__TASK REQUIREMENTS__.
Every line below must be reproduced exactly. Copy them all.

__ENTRIES PROVIDED__.
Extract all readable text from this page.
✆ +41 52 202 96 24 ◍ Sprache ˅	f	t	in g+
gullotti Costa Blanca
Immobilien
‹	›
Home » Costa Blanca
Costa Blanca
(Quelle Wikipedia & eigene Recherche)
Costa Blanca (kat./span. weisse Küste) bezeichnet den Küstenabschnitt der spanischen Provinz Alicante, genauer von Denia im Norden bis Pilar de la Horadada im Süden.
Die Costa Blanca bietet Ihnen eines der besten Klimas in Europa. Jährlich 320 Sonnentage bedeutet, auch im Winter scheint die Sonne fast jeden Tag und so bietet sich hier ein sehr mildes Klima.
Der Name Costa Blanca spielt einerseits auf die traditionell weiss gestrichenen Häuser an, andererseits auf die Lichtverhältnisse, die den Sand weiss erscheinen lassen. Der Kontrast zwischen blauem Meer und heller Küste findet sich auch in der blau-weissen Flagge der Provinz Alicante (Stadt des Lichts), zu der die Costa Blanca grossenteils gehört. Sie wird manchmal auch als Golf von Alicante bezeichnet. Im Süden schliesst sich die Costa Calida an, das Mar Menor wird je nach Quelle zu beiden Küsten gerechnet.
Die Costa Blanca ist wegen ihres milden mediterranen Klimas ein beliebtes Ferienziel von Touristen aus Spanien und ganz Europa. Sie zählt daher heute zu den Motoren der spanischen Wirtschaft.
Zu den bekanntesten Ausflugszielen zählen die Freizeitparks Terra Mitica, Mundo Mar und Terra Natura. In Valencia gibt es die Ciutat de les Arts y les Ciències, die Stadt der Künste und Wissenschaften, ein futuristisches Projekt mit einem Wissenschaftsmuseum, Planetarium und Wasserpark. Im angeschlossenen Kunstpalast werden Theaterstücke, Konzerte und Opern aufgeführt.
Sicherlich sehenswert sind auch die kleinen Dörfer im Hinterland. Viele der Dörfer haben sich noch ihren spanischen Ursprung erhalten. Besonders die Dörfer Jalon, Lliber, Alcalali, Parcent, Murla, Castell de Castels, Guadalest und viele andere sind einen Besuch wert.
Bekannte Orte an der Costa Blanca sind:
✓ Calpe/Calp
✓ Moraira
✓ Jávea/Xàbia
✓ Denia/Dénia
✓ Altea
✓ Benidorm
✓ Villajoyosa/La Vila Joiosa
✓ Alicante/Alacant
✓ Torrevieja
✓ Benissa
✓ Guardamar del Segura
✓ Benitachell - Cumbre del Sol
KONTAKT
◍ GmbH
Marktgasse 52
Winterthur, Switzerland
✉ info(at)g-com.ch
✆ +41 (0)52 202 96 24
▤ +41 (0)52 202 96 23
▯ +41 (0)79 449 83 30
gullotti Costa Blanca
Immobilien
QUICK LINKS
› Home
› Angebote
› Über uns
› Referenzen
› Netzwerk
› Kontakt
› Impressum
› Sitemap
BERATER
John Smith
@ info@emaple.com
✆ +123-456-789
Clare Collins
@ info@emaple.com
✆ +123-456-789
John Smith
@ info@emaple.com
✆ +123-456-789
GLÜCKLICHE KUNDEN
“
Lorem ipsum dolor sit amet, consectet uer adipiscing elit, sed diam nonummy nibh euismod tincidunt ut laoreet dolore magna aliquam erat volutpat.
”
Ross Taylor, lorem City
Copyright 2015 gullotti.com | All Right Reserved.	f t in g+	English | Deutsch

__SOLUTION TO THIS EXERCISE__.
Extract all readable text from this page.
✆ +41 52 202 96 24 ◍ Sprache ˅	f	t	in g+
gullotti Costa Blanca
Immobilien
‹	›
Home » Costa Blanca
Costa Blanca
(Quelle Wikipedia & eigene Recherche)
Costa Blanca (kat./span. weisse Küste) bezeichnet den Küstenabschnitt der spanischen Provinz Alicante, genauer von Denia im Norden bis Pilar de la Horadada im Süden.
Die Costa Blanca bietet Ihnen eines der besten Klimas in Europa. Jährlich 320 Sonnentage bedeutet, auch im Winter scheint die Sonne fast jeden Tag und so bietet sich hier ein sehr mildes Klima.
Der Name Costa Blanca spielt einerseits auf die traditionell weiss gestrichenen Häuser an, andererseits auf die Lichtverhältnisse, die den Sand weiss erscheinen lassen. Der Kontrast zwischen blauem Meer und heller Küste findet sich auch in der blau-weissen Flagge der Provinz Alicante (Stadt des Lichts), zu der die Costa Blanca grossenteils gehört. Sie wird manchmal auch als Golf von Alicante bezeichnet. Im Süden schliesst sich die Costa Calida an, das Mar Menor wird je nach Quelle zu beiden Küsten gerechnet.
Die Costa Blanca ist wegen ihres milden mediterranen Klimas ein beliebtes Ferienziel von Touristen aus Spanien und ganz Europa. Sie zählt daher heute zu den Motoren der spanischen Wirtschaft.
Zu den bekanntesten Ausflugszielen zählen die Freizeitparks Terra Mitica, Mundo Mar und Terra Natura. In Valencia gibt es die Ciutat de les Arts y les Ciències, die Stadt der Künste und Wissenschaften, ein futuristisches Projekt mit einem Wissenschaftsmuseum, Planetarium und Wasserpark. Im angeschlossenen Kunstpalast werden Theaterstücke, Konzerte und Opern aufgeführt.
Sicherlich sehenswert sind auch die kleinen Dörfer im Hinterland. Viele der Dörfer haben sich noch ihren spanischen Ursprung erhalten. Besonders die Dörfer Jalon, Lliber, Alcalali, Parcent, Murla, Castell de Castels, Guadalest und viele andere sind einen Besuch wert.
Bekannte Orte an der Costa Blanca sind:
✓ Calpe/Calp
✓ Moraira
✓ Jávea/Xàbia
✓ Denia/Dénia
✓ Altea
✓ Benidorm
✓ Villajoyosa/La Vila Joiosa
✓ Alicante/Alacant
✓ Torrevieja
✓ Benissa
✓ Guardamar del Segura
✓ Benitachell - Cumbre del Sol
KONTAKT
◍ GmbH
Marktgasse 52
Winterthur, Switzerland
✉ info(at)g-com.ch
✆ +41 (0)52 202 96 24
▤ +41 (0)52 202 96 23
▯ +41 (0)79 449 83 30
gullotti Costa Blanca
Immobilien
QUICK LINKS
› Home
› Angebote
› Über uns
› Referenzen
› Netzwerk
› Kontakt
› Impressum
› Sitemap
BERATER
John Smith
@ info@emaple.com
✆ +123-456-789
Clare Collins
@ info@emaple.com
✆ +123-456-789
John Smith
@ info@emaple.com
✆ +123-456-789
GLÜCKLICHE KUNDEN
“
Lorem ipsum dolor sit amet, consectet uer adipiscing elit, sed diam nonummy nibh euismod tincidunt ut laoreet dolore magna aliquam erat volutpat.
”
Ross Taylor, lorem City
Copyright 2015 gullotti.com | All Right Reserved.	f t in g+	English | Deutsch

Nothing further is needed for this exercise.